• Work to do
Scan the following material for the string "name" and copy each line in which it appears.

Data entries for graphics
==*==

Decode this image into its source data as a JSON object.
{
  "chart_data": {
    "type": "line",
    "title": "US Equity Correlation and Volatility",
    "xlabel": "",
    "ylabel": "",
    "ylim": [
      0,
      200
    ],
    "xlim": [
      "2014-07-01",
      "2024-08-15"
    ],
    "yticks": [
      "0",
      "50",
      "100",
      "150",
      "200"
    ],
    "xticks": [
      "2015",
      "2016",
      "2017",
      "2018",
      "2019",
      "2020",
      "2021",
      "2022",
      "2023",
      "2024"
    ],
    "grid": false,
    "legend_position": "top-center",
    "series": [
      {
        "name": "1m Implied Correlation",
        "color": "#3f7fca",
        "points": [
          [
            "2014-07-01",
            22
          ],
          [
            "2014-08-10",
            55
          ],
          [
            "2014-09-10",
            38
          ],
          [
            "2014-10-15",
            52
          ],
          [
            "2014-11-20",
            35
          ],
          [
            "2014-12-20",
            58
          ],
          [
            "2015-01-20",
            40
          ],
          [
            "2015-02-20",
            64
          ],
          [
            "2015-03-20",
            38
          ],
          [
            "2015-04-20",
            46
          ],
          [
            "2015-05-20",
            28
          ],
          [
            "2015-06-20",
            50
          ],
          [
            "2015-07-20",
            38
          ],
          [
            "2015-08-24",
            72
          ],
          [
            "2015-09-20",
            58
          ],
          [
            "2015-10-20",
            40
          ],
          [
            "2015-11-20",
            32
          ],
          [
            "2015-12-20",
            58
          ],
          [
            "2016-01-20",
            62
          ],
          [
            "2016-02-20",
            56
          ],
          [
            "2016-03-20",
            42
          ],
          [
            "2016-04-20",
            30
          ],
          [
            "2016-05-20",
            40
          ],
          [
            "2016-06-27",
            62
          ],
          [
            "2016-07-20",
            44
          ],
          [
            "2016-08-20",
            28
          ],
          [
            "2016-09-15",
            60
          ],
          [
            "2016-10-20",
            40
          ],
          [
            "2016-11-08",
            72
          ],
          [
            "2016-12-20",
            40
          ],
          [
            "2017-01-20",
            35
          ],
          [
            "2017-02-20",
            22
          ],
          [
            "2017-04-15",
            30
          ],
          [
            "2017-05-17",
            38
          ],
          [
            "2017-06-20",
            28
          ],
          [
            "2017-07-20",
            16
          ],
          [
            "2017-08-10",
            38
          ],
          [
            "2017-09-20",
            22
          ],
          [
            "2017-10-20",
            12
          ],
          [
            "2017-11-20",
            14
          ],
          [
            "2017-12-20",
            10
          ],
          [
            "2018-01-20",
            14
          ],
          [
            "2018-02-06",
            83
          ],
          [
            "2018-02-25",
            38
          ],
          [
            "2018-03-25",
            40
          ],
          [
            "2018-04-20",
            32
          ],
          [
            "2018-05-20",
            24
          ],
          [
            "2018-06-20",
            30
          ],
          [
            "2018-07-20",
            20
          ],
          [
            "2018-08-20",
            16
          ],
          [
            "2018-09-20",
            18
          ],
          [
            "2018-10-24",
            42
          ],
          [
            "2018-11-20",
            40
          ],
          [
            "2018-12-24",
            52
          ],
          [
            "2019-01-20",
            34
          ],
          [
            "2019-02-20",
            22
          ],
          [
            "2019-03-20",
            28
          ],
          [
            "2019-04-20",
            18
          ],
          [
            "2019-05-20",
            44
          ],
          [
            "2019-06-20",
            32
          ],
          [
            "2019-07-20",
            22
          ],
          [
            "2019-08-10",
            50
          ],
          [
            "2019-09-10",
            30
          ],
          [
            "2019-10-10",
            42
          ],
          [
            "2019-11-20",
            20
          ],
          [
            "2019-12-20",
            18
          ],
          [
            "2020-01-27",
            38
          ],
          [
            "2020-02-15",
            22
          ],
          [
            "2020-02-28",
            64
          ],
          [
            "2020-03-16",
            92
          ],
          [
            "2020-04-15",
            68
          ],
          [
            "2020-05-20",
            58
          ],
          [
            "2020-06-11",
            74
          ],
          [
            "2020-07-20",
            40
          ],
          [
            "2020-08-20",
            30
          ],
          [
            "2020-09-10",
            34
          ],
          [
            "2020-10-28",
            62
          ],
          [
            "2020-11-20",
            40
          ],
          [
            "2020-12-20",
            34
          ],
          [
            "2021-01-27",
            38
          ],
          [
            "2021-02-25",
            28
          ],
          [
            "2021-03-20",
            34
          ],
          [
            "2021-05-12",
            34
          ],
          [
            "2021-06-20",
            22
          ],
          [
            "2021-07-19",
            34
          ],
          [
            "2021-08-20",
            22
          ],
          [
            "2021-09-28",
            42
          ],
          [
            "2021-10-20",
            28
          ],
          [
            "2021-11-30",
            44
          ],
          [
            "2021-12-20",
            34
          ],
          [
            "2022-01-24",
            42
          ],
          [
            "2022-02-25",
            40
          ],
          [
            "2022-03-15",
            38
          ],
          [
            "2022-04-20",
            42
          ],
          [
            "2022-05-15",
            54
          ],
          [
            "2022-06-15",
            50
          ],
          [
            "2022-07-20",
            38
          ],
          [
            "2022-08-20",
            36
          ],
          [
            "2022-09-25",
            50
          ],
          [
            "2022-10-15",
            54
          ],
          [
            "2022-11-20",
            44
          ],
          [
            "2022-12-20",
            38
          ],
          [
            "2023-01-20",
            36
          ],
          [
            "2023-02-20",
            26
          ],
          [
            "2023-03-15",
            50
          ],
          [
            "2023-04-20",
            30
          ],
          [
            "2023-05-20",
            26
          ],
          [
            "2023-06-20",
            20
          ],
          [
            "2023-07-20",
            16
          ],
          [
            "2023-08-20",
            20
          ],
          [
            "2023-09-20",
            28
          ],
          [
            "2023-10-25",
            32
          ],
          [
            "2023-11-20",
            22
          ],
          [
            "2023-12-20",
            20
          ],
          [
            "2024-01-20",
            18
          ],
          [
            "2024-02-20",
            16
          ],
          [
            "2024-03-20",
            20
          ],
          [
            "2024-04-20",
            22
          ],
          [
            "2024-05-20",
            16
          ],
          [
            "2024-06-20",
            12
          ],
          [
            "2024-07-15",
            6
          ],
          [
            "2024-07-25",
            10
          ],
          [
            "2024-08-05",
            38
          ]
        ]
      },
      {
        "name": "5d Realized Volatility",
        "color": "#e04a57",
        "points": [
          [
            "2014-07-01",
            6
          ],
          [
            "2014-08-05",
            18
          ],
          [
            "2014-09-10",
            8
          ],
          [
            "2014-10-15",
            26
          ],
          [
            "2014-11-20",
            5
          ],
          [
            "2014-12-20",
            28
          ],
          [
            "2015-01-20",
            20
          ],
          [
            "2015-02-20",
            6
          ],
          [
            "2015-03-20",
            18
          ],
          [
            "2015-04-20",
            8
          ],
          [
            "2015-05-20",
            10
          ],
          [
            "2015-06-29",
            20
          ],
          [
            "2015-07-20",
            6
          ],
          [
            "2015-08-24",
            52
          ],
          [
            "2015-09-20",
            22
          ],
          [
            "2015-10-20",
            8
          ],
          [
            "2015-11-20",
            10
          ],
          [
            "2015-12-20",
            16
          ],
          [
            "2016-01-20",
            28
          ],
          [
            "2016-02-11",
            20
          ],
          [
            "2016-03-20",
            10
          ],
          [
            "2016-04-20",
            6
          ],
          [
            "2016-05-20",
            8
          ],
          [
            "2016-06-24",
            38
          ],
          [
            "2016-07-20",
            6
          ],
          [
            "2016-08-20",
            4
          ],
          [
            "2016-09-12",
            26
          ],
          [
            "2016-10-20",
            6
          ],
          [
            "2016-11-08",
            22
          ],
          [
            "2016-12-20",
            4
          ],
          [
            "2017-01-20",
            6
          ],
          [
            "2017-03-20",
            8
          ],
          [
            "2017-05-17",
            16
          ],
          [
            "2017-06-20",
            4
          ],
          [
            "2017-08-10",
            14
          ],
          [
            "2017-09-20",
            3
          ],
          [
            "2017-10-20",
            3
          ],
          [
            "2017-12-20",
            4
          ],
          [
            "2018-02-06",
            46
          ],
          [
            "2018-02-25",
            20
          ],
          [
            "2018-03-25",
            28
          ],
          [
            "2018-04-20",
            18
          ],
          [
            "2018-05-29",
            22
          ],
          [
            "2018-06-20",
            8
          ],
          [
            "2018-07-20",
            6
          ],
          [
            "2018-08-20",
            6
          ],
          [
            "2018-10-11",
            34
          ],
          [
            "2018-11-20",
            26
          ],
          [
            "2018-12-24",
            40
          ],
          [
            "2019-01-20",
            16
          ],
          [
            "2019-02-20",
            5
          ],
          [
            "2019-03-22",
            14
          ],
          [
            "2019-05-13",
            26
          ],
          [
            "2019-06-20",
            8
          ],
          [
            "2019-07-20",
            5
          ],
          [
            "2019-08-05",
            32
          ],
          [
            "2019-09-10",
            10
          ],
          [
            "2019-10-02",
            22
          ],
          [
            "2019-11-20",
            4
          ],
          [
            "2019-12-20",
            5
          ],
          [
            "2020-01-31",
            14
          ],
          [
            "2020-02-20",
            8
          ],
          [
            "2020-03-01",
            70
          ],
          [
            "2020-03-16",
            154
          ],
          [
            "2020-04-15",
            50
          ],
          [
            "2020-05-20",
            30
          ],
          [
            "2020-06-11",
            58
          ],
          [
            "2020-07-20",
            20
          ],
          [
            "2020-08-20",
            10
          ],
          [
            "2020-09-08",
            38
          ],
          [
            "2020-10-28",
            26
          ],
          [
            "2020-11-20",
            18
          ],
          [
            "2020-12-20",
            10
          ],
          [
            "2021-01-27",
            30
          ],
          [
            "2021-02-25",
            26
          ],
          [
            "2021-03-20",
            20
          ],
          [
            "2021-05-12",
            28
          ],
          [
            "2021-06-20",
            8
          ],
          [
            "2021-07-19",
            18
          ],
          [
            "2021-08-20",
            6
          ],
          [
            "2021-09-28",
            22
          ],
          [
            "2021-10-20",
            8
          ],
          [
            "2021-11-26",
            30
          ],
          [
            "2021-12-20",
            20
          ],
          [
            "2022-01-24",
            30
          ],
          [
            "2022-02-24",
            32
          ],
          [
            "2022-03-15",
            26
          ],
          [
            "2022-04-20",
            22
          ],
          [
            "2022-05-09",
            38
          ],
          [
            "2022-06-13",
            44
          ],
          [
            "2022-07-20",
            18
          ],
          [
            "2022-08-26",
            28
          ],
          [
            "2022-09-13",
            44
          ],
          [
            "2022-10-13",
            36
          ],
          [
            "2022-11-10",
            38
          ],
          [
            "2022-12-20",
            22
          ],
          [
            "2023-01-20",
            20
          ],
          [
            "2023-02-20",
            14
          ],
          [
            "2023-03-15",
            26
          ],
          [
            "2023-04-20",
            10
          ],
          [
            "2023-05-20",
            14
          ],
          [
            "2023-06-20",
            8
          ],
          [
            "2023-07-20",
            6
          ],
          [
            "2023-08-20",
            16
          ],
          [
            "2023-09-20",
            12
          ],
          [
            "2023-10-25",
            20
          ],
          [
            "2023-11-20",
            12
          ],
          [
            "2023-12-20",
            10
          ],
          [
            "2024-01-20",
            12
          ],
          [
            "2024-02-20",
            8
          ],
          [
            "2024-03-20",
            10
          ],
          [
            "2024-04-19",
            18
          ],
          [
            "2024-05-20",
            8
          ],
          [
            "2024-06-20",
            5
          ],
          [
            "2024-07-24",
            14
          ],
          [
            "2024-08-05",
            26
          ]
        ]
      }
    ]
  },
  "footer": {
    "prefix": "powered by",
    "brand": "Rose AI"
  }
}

==*==

• Task result
        "name": "1m Implied Correlation",
        "name": "5d Realized Volatility",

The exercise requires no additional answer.